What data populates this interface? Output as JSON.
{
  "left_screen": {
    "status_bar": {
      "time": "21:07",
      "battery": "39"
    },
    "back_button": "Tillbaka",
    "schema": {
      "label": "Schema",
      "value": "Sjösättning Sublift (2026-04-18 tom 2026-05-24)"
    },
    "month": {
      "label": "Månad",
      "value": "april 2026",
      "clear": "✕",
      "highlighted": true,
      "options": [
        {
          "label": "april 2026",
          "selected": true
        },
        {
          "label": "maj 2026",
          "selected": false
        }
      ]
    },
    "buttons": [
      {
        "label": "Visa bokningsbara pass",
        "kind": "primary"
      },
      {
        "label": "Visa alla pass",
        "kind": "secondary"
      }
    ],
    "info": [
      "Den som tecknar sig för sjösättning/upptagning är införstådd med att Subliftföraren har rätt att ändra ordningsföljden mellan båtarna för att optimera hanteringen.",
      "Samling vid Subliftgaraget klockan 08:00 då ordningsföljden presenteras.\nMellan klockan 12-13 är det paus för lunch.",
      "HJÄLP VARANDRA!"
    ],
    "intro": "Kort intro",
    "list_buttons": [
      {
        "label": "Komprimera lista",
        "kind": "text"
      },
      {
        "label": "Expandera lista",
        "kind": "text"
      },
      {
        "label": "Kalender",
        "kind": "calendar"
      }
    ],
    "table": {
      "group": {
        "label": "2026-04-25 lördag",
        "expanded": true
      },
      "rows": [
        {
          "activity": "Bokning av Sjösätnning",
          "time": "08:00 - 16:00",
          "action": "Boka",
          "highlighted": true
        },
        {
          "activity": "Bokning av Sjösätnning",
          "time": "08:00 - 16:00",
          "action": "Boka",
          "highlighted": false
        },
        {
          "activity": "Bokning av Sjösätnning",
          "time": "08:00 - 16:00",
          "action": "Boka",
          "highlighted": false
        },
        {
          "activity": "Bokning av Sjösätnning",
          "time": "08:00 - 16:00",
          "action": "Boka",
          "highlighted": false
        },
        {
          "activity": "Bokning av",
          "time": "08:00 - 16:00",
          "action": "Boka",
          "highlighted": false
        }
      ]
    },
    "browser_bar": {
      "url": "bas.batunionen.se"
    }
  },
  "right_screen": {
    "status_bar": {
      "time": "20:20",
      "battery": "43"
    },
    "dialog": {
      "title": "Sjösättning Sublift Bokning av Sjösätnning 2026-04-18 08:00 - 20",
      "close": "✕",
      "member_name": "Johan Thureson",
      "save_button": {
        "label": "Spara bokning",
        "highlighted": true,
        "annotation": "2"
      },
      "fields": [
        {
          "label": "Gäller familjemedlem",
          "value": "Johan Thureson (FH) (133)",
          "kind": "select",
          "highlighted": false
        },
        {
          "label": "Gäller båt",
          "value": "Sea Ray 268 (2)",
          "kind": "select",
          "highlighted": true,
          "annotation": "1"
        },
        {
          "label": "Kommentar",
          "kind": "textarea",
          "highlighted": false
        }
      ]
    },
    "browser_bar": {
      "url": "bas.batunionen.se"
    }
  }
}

## DO THIS
Exactly as they are written, print the entries again.

## SOLUTION BELOW
What data populates this interface? Output as JSON.
{
  "left_screen": {
    "status_bar": {
      "time": "21:07",
      "battery": "39"
    },
    "back_button": "Tillbaka",
    "schema": {
      "label": "Schema",
      "value": "Sjösättning Sublift (2026-04-18 tom 2026-05-24)"
    },
    "month": {
      "label": "Månad",
      "value": "april 2026",
      "clear": "✕",
      "highlighted": true,
      "options": [
        {
          "label": "april 2026",
          "selected": true
        },
        {
          "label": "maj 2026",
          "selected": false
        }
      ]
    },
    "buttons": [
      {
        "label": "Visa bokningsbara pass",
        "kind": "primary"
      },
      {
        "label": "Visa alla pass",
        "kind": "secondary"
      }
    ],
    "info": [
      "Den som tecknar sig för sjösättning/upptagning är införstådd med att Subliftföraren har rätt att ändra ordningsföljden mellan båtarna för att optimera hanteringen.",
      "Samling vid Subliftgaraget klockan 08:00 då ordningsföljden presenteras.\nMellan klockan 12-13 är det paus för lunch.",
      "HJÄLP VARANDRA!"
    ],
    "intro": "Kort intro",
    "list_buttons": [
      {
        "label": "Komprimera lista",
        "kind": "text"
      },
      {
        "label": "Expandera lista",
        "kind": "text"
      },
      {
        "label": "Kalender",
        "kind": "calendar"
      }
    ],
    "table": {
      "group": {
        "label": "2026-04-25 lördag",
        "expanded": true
      },
      "rows": [
        {
          "activity": "Bokning av Sjösätnning",
          "time": "08:00 - 16:00",
          "action": "Boka",
          "highlighted": true
        },
        {
          "activity": "Bokning av Sjösätnning",
          "time": "08:00 - 16:00",
          "action": "Boka",
          "highlighted": false
        },
        {
          "activity": "Bokning av Sjösätnning",
          "time": "08:00 - 16:00",
          "action": "Boka",
          "highlighted": false
        },
        {
          "activity": "Bokning av Sjösätnning",
          "time": "08:00 - 16:00",
          "action": "Boka",
          "highlighted": false
        },
        {
          "activity": "Bokning av",
          "time": "08:00 - 16:00",
          "action": "Boka",
          "highlighted": false
        }
      ]
    },
    "browser_bar": {
      "url": "bas.batunionen.se"
    }
  },
  "right_screen": {
    "status_bar": {
      "time": "20:20",
      "battery": "43"
    },
    "dialog": {
      "title": "Sjösättning Sublift Bokning av Sjösätnning 2026-04-18 08:00 - 20",
      "close": "✕",
      "member_name": "Johan Thureson",
      "save_button": {
        "label": "Spara bokning",
        "highlighted": true,
        "annotation": "2"
      },
      "fields": [
        {
          "label": "Gäller familjemedlem",
          "value": "Johan Thureson (FH) (133)",
          "kind": "select",
          "highlighted": false
        },
        {
          "label": "Gäller båt",
          "value": "Sea Ray 268 (2)",
          "kind": "select",
          "highlighted": true,
          "annotation": "1"
        },
        {
          "label": "Kommentar",
          "kind": "textarea",
          "highlighted": false
        }
      ]
    },
    "browser_bar": {
      "url": "bas.batunionen.se"
    }
  }
}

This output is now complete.